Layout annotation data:

+++

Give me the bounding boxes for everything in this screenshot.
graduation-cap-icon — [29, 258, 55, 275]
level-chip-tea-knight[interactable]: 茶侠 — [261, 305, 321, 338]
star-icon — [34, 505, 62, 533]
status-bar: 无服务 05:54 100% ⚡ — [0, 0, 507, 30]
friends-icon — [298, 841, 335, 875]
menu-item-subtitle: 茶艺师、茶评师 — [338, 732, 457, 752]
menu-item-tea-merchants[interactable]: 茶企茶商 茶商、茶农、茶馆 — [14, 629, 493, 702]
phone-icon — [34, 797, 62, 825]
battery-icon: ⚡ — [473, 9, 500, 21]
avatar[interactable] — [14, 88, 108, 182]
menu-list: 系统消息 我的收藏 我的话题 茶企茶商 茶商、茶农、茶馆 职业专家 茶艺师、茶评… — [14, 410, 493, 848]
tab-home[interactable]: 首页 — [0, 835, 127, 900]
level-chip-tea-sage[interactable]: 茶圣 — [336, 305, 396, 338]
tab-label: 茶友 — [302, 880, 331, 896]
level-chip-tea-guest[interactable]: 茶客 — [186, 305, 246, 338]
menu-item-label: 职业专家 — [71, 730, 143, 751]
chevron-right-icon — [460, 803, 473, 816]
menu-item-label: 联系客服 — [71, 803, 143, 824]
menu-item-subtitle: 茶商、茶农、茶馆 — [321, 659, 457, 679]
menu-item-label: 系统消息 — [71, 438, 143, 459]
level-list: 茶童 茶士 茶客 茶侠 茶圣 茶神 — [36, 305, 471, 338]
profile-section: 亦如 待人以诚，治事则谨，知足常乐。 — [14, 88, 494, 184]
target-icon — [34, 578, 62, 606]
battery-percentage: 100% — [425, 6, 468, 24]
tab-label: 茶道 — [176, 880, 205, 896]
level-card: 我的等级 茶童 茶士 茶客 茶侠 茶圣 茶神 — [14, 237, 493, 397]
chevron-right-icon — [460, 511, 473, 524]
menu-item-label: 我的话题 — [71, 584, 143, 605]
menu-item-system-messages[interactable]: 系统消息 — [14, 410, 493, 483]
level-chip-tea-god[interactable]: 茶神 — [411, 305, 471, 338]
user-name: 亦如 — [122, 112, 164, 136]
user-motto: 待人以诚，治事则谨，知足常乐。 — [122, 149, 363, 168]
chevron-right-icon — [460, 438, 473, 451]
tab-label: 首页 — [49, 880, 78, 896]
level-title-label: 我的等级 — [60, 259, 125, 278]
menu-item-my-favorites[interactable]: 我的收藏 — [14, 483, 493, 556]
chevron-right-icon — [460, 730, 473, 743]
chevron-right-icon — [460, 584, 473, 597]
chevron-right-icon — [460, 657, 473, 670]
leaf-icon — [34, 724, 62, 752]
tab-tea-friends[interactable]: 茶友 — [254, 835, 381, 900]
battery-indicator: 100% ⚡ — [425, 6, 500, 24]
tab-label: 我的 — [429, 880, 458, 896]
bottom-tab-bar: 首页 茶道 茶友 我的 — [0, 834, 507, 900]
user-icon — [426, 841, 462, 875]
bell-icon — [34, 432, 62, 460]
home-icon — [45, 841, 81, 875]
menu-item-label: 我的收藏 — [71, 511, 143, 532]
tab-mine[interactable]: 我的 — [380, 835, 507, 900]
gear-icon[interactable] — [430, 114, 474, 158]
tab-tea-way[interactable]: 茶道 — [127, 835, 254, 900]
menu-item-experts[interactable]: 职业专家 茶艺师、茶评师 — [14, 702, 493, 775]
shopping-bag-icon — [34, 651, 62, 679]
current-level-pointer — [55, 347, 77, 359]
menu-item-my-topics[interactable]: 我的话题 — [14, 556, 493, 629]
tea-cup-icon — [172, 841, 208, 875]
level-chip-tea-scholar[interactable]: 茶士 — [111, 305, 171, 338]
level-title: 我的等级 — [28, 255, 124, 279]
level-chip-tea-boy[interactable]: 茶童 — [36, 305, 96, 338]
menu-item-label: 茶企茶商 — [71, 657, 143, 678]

+++

Directive: Reproduce the material verbatim, from its first line through the line containing "level-chip-tea-god[interactable]: 茶神 —", with both ends included.

Exercise output:
Give me the bounding boxes for everything in this screenshot.
graduation-cap-icon — [29, 258, 55, 275]
level-chip-tea-knight[interactable]: 茶侠 — [261, 305, 321, 338]
star-icon — [34, 505, 62, 533]
status-bar: 无服务 05:54 100% ⚡ — [0, 0, 507, 30]
friends-icon — [298, 841, 335, 875]
menu-item-subtitle: 茶艺师、茶评师 — [338, 732, 457, 752]
menu-item-tea-merchants[interactable]: 茶企茶商 茶商、茶农、茶馆 — [14, 629, 493, 702]
phone-icon — [34, 797, 62, 825]
battery-icon: ⚡ — [473, 9, 500, 21]
avatar[interactable] — [14, 88, 108, 182]
menu-list: 系统消息 我的收藏 我的话题 茶企茶商 茶商、茶农、茶馆 职业专家 茶艺师、茶评… — [14, 410, 493, 848]
tab-home[interactable]: 首页 — [0, 835, 127, 900]
level-chip-tea-sage[interactable]: 茶圣 — [336, 305, 396, 338]
tab-label: 茶友 — [302, 880, 331, 896]
level-chip-tea-guest[interactable]: 茶客 — [186, 305, 246, 338]
menu-item-label: 职业专家 — [71, 730, 143, 751]
chevron-right-icon — [460, 803, 473, 816]
menu-item-label: 联系客服 — [71, 803, 143, 824]
menu-item-subtitle: 茶商、茶农、茶馆 — [321, 659, 457, 679]
menu-item-label: 系统消息 — [71, 438, 143, 459]
level-list: 茶童 茶士 茶客 茶侠 茶圣 茶神 — [36, 305, 471, 338]
profile-section: 亦如 待人以诚，治事则谨，知足常乐。 — [14, 88, 494, 184]
target-icon — [34, 578, 62, 606]
battery-percentage: 100% — [425, 6, 468, 24]
tab-label: 茶道 — [176, 880, 205, 896]
level-card: 我的等级 茶童 茶士 茶客 茶侠 茶圣 茶神 — [14, 237, 493, 397]
chevron-right-icon — [460, 511, 473, 524]
menu-item-label: 我的话题 — [71, 584, 143, 605]
menu-item-system-messages[interactable]: 系统消息 — [14, 410, 493, 483]
level-chip-tea-god[interactable]: 茶神 — [411, 305, 471, 338]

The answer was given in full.